**GIVEN INSTRUCTION**
Write out every line below that includes the word "sartén".

(Collected data)
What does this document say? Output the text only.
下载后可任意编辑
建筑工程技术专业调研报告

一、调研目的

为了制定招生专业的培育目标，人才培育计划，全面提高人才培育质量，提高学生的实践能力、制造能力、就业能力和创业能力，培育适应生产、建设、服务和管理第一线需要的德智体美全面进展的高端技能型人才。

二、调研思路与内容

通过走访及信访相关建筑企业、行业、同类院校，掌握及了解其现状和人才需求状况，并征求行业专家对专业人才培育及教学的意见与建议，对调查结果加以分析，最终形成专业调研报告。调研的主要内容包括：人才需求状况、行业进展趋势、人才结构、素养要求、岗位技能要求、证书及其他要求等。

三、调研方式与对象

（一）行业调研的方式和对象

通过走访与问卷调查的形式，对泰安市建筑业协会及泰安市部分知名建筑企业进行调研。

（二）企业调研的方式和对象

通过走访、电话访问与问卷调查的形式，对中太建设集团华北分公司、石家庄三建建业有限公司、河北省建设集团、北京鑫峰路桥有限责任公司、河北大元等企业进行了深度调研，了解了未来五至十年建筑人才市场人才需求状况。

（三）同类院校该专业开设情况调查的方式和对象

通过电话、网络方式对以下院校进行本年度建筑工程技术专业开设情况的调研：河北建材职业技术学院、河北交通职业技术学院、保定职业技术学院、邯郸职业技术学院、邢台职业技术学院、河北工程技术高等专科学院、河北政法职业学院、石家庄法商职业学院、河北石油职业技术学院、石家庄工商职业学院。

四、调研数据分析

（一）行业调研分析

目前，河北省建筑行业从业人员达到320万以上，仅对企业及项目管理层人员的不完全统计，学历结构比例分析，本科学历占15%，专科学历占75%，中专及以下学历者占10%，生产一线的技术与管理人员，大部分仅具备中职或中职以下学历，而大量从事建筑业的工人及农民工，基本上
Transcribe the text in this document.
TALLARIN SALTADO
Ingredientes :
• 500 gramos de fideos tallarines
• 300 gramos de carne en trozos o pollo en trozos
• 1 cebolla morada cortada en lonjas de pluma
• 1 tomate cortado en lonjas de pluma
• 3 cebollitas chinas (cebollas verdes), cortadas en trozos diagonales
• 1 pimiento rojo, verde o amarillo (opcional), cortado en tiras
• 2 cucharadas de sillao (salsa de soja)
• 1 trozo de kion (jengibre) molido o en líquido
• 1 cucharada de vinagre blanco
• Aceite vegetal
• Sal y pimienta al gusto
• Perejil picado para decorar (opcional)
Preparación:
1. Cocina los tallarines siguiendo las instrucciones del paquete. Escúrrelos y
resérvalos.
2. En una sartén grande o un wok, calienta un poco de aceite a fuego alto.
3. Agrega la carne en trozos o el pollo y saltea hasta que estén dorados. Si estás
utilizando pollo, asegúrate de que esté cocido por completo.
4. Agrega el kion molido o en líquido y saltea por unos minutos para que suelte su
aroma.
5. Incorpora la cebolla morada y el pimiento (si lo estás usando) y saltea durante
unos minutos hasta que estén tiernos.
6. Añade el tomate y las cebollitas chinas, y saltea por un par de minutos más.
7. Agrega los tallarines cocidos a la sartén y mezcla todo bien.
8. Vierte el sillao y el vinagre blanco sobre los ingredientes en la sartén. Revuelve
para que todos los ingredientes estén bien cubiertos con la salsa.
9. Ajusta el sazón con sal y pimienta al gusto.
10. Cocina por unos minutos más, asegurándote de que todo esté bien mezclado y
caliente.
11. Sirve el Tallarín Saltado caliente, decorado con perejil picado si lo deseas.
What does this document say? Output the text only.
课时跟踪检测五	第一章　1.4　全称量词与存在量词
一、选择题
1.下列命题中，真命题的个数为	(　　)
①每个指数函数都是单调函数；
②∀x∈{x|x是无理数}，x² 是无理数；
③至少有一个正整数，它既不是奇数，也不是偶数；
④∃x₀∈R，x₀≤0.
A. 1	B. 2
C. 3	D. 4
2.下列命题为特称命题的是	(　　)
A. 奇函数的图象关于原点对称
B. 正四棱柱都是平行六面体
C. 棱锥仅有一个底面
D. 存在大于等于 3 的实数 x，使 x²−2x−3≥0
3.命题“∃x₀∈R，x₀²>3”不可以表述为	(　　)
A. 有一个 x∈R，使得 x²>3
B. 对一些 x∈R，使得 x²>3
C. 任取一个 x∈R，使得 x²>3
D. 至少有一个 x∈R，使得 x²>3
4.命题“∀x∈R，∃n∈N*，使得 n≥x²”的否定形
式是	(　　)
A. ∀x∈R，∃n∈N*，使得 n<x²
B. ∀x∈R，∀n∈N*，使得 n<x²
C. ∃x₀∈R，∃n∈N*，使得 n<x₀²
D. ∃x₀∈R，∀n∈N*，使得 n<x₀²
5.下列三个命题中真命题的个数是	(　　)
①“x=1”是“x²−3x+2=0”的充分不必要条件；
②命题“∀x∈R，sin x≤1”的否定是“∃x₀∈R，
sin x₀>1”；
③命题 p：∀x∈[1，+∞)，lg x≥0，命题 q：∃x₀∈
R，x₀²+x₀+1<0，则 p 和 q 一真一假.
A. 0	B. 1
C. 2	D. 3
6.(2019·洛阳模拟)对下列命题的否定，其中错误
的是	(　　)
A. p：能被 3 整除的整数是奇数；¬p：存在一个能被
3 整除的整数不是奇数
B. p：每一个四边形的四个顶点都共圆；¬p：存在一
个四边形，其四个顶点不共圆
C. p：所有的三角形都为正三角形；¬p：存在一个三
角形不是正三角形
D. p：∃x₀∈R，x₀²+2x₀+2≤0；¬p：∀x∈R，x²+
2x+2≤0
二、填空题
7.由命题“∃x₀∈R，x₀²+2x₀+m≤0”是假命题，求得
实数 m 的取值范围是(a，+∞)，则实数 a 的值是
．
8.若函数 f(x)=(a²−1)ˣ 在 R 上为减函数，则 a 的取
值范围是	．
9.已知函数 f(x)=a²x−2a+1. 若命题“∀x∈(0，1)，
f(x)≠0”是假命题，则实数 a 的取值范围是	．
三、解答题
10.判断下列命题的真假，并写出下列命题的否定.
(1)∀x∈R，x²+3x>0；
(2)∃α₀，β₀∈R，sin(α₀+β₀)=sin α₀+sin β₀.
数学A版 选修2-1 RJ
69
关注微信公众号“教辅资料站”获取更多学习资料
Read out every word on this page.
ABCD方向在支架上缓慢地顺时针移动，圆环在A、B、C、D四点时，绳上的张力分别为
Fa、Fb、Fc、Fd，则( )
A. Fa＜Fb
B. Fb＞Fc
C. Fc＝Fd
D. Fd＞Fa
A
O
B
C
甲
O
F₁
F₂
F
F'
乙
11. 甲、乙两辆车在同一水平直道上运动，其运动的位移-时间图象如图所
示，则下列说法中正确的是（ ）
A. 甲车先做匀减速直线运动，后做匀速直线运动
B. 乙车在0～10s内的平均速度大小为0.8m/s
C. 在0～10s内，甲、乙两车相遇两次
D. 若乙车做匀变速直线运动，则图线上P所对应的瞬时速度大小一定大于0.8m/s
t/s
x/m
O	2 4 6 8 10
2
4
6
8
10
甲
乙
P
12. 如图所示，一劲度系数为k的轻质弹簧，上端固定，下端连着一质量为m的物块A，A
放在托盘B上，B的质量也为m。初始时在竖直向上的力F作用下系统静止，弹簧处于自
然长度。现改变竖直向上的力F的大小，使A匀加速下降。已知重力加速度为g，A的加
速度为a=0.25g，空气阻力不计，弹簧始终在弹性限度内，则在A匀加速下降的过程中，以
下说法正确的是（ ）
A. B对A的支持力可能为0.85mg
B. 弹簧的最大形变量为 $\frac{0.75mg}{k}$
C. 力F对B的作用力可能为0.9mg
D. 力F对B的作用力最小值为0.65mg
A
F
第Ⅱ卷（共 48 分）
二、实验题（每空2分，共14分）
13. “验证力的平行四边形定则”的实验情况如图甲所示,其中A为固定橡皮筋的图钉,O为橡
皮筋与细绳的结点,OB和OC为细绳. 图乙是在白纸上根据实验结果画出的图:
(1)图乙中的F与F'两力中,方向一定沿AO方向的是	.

**WRITTEN RESPONSE**
2. En una sartén grande o un wok, calienta un poco de aceite a fuego alto.
7. Agrega los tallarines cocidos a la sartén y mezcla todo bien.
8. Vierte el sillao y el vinagre blanco sobre los ingredientes en la sartén. Revuelve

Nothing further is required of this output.